BEGIN Stored rows

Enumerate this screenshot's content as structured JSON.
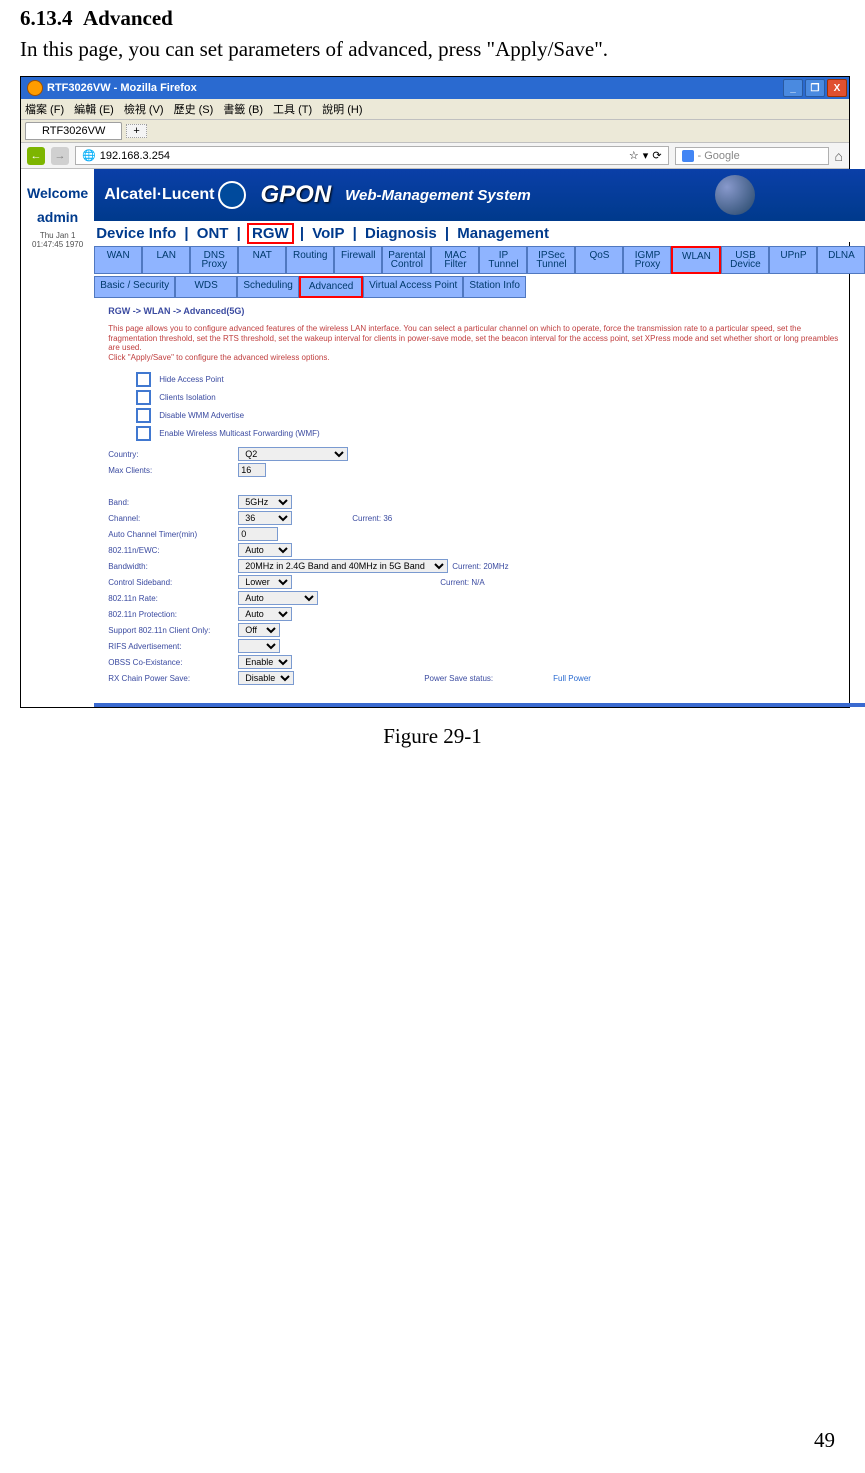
{
  "doc": {
    "section_no": "6.13.4",
    "section_title": "Advanced",
    "intro": "In this page, you can set parameters of advanced, press \"Apply/Save\".",
    "caption": "Figure 29-1",
    "page_number": "49"
  },
  "titlebar": {
    "text": "RTF3026VW - Mozilla Firefox"
  },
  "winbtns": {
    "min": "_",
    "max": "❐",
    "close": "X"
  },
  "menubar": [
    "檔案 (F)",
    "編輯 (E)",
    "檢視 (V)",
    "歷史 (S)",
    "書籤 (B)",
    "工具 (T)",
    "說明 (H)"
  ],
  "tab": {
    "label": "RTF3026VW",
    "plus": "+"
  },
  "nav": {
    "back": "←",
    "fwd": "→",
    "url": "192.168.3.254",
    "star": "☆",
    "ref": "⟳",
    "search_prefix": "- Google",
    "home": "⌂"
  },
  "banner": {
    "brand": "Alcatel·Lucent",
    "gpon": "GPON",
    "wms": "Web-Management System"
  },
  "sidebar": {
    "welcome": "Welcome",
    "admin": "admin",
    "ts": "Thu Jan 1 01:47:45 1970"
  },
  "toptabs": {
    "items": [
      "Device Info",
      "ONT",
      "RGW",
      "VoIP",
      "Diagnosis",
      "Management"
    ],
    "sep": " | "
  },
  "tabs1": [
    "WAN",
    "LAN",
    "DNS\nProxy",
    "NAT",
    "Routing",
    "Firewall",
    "Parental\nControl",
    "MAC\nFilter",
    "IP\nTunnel",
    "IPSec\nTunnel",
    "QoS",
    "IGMP\nProxy",
    "WLAN",
    "USB\nDevice",
    "UPnP",
    "DLNA"
  ],
  "tabs2": [
    "Basic /\nSecurity",
    "WDS",
    "Scheduling",
    "Advanced",
    "Virtual Access\nPoint",
    "Station\nInfo"
  ],
  "bc": "RGW -> WLAN -> Advanced(5G)",
  "desc": "This page allows you to configure advanced features of the wireless LAN interface. You can select a particular channel on which to operate, force the transmission rate to a particular speed, set the fragmentation threshold, set the RTS threshold, set the wakeup interval for clients in power-save mode, set the beacon interval for the access point, set XPress mode and set whether short or long preambles are used.\nClick \"Apply/Save\" to configure the advanced wireless options.",
  "checks": [
    "Hide Access Point",
    "Clients Isolation",
    "Disable WMM Advertise",
    "Enable Wireless Multicast Forwarding (WMF)"
  ],
  "f": {
    "country_l": "Country:",
    "country_v": "Q2",
    "max_l": "Max Clients:",
    "max_v": "16",
    "band_l": "Band:",
    "band_v": "5GHz",
    "chan_l": "Channel:",
    "chan_v": "36",
    "chan_cur": "Current: 36",
    "act_l": "Auto Channel Timer(min)",
    "act_v": "0",
    "bwc_l": "802.11n/EWC:",
    "bwc_v": "Auto",
    "bw_l": "Bandwidth:",
    "bw_v": "20MHz in 2.4G Band and 40MHz in 5G Band",
    "bw_cur": "Current: 20MHz",
    "side_l": "Control Sideband:",
    "side_v": "Lower",
    "side_cur": "Current: N/A",
    "rate_l": "802.11n Rate:",
    "rate_v": "Auto",
    "prot_l": "802.11n Protection:",
    "prot_v": "Auto",
    "supp_l": "Support 802.11n Client Only:",
    "supp_v": "Off",
    "rifs_l": "RIFS Advertisement:",
    "rifs_v": "",
    "obss_l": "OBSS Co-Existance:",
    "obss_v": "Enable",
    "rx_l": "RX Chain Power Save:",
    "rx_v": "Disable",
    "rx_st": "Power Save status:",
    "rx_fp": "Full Power"
  }
}
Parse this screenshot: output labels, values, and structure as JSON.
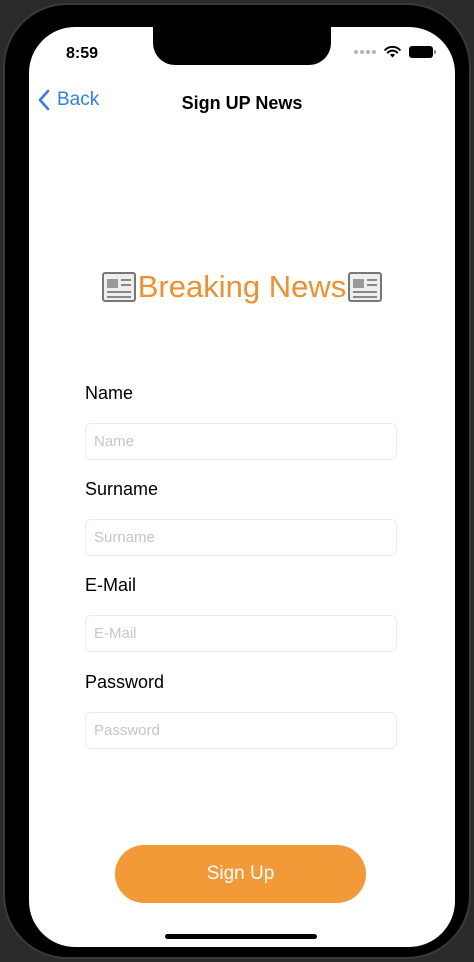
{
  "status_bar": {
    "time": "8:59",
    "icons": [
      "signal-icon",
      "wifi-icon",
      "battery-icon"
    ]
  },
  "nav": {
    "back_label": "Back",
    "title": "Sign UP News"
  },
  "headline": {
    "text": "Breaking News",
    "icon": "newspaper-icon",
    "color": "#ef8f2f"
  },
  "form": {
    "fields": [
      {
        "label": "Name",
        "placeholder": "Name",
        "value": ""
      },
      {
        "label": "Surname",
        "placeholder": "Surname",
        "value": ""
      },
      {
        "label": "E-Mail",
        "placeholder": "E-Mail",
        "value": ""
      },
      {
        "label": "Password",
        "placeholder": "Password",
        "value": ""
      }
    ]
  },
  "button": {
    "label": "Sign Up",
    "color": "#f29a38"
  },
  "colors": {
    "accent_blue": "#2f7ff0",
    "background": "#ffffff"
  }
}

END Stored rows

Quote all of the entries word for word, omitting any pictures.

Enumerate this screenshot's content as structured JSON.
{
  "doc": {
    "section_no": "6.13.4",
    "section_title": "Advanced",
    "intro": "In this page, you can set parameters of advanced, press \"Apply/Save\".",
    "caption": "Figure 29-1",
    "page_number": "49"
  },
  "titlebar": {
    "text": "RTF3026VW - Mozilla Firefox"
  },
  "winbtns": {
    "min": "_",
    "max": "❐",
    "close": "X"
  },
  "menubar": [
    "檔案 (F)",
    "編輯 (E)",
    "檢視 (V)",
    "歷史 (S)",
    "書籤 (B)",
    "工具 (T)",
    "說明 (H)"
  ],
  "tab": {
    "label": "RTF3026VW",
    "plus": "+"
  },
  "nav": {
    "back": "←",
    "fwd": "→",
    "url": "192.168.3.254",
    "star": "☆",
    "ref": "⟳",
    "search_prefix": "- Google",
    "home": "⌂"
  },
  "banner": {
    "brand": "Alcatel·Lucent",
    "gpon": "GPON",
    "wms": "Web-Management System"
  },
  "sidebar": {
    "welcome": "Welcome",
    "admin": "admin",
    "ts": "Thu Jan 1 01:47:45 1970"
  },
  "toptabs": {
    "items": [
      "Device Info",
      "ONT",
      "RGW",
      "VoIP",
      "Diagnosis",
      "Management"
    ],
    "sep": " | "
  },
  "tabs1": [
    "WAN",
    "LAN",
    "DNS\nProxy",
    "NAT",
    "Routing",
    "Firewall",
    "Parental\nControl",
    "MAC\nFilter",
    "IP\nTunnel",
    "IPSec\nTunnel",
    "QoS",
    "IGMP\nProxy",
    "WLAN",
    "USB\nDevice",
    "UPnP",
    "DLNA"
  ],
  "tabs2": [
    "Basic /\nSecurity",
    "WDS",
    "Scheduling",
    "Advanced",
    "Virtual Access\nPoint",
    "Station\nInfo"
  ],
  "bc": "RGW -> WLAN -> Advanced(5G)",
  "desc": "This page allows you to configure advanced features of the wireless LAN interface. You can select a particular channel on which to operate, force the transmission rate to a particular speed, set the fragmentation threshold, set the RTS threshold, set the wakeup interval for clients in power-save mode, set the beacon interval for the access point, set XPress mode and set whether short or long preambles are used.\nClick \"Apply/Save\" to configure the advanced wireless options.",
  "checks": [
    "Hide Access Point",
    "Clients Isolation",
    "Disable WMM Advertise",
    "Enable Wireless Multicast Forwarding (WMF)"
  ],
  "f": {
    "country_l": "Country:",
    "country_v": "Q2",
    "max_l": "Max Clients:",
    "max_v": "16",
    "band_l": "Band:",
    "band_v": "5GHz",
    "chan_l": "Channel:",
    "chan_v": "36",
    "chan_cur": "Current: 36",
    "act_l": "Auto Channel Timer(min)",
    "act_v": "0",
    "bwc_l": "802.11n/EWC:",
    "bwc_v": "Auto",
    "bw_l": "Bandwidth:",
    "bw_v": "20MHz in 2.4G Band and 40MHz in 5G Band",
    "bw_cur": "Current: 20MHz",
    "side_l": "Control Sideband:",
    "side_v": "Lower",
    "side_cur": "Current: N/A",
    "rate_l": "802.11n Rate:",
    "rate_v": "Auto",
    "prot_l": "802.11n Protection:",
    "prot_v": "Auto",
    "supp_l": "Support 802.11n Client Only:",
    "supp_v": "Off",
    "rifs_l": "RIFS Advertisement:",
    "rifs_v": "",
    "obss_l": "OBSS Co-Existance:",
    "obss_v": "Enable",
    "rx_l": "RX Chain Power Save:",
    "rx_v": "Disable",
    "rx_st": "Power Save status:",
    "rx_fp": "Full Power"
  }
}
Parse this screenshot: output labels, values, and structure as JSON.
{
  "status_bar": {
    "time": "8:59",
    "icons": [
      "signal-icon",
      "wifi-icon",
      "battery-icon"
    ]
  },
  "nav": {
    "back_label": "Back",
    "title": "Sign UP News"
  },
  "headline": {
    "text": "Breaking News",
    "icon": "newspaper-icon",
    "color": "#ef8f2f"
  },
  "form": {
    "fields": [
      {
        "label": "Name",
        "placeholder": "Name",
        "value": ""
      },
      {
        "label": "Surname",
        "placeholder": "Surname",
        "value": ""
      },
      {
        "label": "E-Mail",
        "placeholder": "E-Mail",
        "value": ""
      },
      {
        "label": "Password",
        "placeholder": "Password",
        "value": ""
      }
    ]
  },
  "button": {
    "label": "Sign Up",
    "color": "#f29a38"
  },
  "colors": {
    "accent_blue": "#2f7ff0",
    "background": "#ffffff"
  }
}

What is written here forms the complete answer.